**Work to do**
Find the lines that hold "name". Report only how many there are.

**Extracted information**
<<<<

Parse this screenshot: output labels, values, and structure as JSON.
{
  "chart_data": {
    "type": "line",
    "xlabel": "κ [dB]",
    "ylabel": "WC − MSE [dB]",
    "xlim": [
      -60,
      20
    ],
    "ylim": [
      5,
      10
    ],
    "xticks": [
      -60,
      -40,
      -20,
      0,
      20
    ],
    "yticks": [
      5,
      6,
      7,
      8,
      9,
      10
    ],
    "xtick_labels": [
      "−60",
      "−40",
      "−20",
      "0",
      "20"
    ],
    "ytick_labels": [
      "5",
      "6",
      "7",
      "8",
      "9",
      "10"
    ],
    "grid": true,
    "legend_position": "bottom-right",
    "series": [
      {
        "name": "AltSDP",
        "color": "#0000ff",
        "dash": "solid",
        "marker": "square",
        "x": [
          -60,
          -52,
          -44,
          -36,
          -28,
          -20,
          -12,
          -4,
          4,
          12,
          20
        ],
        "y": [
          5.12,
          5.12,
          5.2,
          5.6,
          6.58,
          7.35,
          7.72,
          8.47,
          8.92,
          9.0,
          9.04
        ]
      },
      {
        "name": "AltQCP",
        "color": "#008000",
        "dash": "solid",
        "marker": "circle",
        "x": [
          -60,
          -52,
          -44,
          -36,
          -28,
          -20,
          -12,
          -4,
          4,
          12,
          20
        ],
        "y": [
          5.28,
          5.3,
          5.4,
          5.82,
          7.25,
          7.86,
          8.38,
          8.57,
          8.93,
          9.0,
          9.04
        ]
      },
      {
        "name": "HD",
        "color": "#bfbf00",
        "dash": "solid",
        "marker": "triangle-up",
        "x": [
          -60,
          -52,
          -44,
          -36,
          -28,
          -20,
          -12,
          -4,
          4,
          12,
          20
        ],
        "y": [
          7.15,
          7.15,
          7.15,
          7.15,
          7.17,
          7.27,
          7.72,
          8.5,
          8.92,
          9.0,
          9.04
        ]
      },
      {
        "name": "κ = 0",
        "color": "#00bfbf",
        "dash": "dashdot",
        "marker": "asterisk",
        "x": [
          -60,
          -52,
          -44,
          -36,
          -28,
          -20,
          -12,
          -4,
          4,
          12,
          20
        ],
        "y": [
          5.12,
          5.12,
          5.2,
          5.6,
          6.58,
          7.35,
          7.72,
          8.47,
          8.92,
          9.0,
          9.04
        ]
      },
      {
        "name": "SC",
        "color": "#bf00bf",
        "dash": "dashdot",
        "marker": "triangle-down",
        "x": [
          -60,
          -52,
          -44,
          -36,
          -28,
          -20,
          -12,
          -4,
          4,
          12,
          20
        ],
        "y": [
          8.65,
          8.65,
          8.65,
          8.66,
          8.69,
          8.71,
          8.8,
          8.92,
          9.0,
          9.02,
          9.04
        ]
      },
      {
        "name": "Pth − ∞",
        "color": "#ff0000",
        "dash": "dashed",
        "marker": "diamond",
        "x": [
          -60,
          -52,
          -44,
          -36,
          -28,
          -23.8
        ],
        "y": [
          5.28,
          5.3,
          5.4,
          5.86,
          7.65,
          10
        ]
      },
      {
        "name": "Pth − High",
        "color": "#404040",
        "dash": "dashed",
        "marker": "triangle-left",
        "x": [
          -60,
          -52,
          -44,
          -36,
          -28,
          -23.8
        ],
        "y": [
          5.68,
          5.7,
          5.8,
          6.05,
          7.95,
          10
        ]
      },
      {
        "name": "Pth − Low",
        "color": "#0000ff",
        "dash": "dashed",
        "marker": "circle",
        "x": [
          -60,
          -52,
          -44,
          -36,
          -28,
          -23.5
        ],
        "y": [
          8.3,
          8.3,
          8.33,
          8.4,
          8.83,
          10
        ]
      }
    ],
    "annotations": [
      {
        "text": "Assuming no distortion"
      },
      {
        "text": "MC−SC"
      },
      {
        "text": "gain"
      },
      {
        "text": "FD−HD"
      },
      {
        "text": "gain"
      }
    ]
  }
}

>>>>

**Answer in full**
8